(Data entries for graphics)
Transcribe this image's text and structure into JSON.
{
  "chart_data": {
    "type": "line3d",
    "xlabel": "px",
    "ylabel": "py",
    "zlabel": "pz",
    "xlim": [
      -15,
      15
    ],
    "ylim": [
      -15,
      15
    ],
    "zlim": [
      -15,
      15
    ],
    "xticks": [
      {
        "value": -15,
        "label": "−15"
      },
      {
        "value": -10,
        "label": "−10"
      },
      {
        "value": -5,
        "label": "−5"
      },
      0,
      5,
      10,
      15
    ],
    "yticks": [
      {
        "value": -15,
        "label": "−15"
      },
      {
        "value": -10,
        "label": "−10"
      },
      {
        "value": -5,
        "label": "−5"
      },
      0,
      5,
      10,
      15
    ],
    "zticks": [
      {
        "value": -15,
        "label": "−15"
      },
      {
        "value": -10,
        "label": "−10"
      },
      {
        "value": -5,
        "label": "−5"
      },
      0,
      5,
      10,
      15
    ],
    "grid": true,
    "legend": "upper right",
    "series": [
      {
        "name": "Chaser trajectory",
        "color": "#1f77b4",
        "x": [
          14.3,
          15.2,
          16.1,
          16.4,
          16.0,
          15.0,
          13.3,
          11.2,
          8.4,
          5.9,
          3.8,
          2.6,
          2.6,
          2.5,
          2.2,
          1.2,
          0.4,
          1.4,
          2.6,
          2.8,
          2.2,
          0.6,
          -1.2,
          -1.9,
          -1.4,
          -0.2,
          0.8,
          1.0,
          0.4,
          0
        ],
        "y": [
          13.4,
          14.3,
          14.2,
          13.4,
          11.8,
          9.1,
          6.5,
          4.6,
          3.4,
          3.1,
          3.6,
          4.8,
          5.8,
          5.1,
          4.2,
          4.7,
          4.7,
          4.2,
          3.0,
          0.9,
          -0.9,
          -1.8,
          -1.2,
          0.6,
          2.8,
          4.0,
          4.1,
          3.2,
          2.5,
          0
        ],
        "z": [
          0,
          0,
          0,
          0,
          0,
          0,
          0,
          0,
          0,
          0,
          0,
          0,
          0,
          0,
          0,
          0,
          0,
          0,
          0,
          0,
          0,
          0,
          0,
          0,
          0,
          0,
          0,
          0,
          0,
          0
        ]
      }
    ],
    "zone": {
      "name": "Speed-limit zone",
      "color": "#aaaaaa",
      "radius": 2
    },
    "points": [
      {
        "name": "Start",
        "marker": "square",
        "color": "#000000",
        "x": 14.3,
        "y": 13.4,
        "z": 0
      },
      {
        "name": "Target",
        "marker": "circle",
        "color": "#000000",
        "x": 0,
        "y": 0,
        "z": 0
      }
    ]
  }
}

DIRECTION:
List each line in the listing that contains the string "name".

COMPLETE OUTPUT:
        "name": "Chaser trajectory",
      "name": "Speed-limit zone",
        "name": "Start",
        "name": "Target",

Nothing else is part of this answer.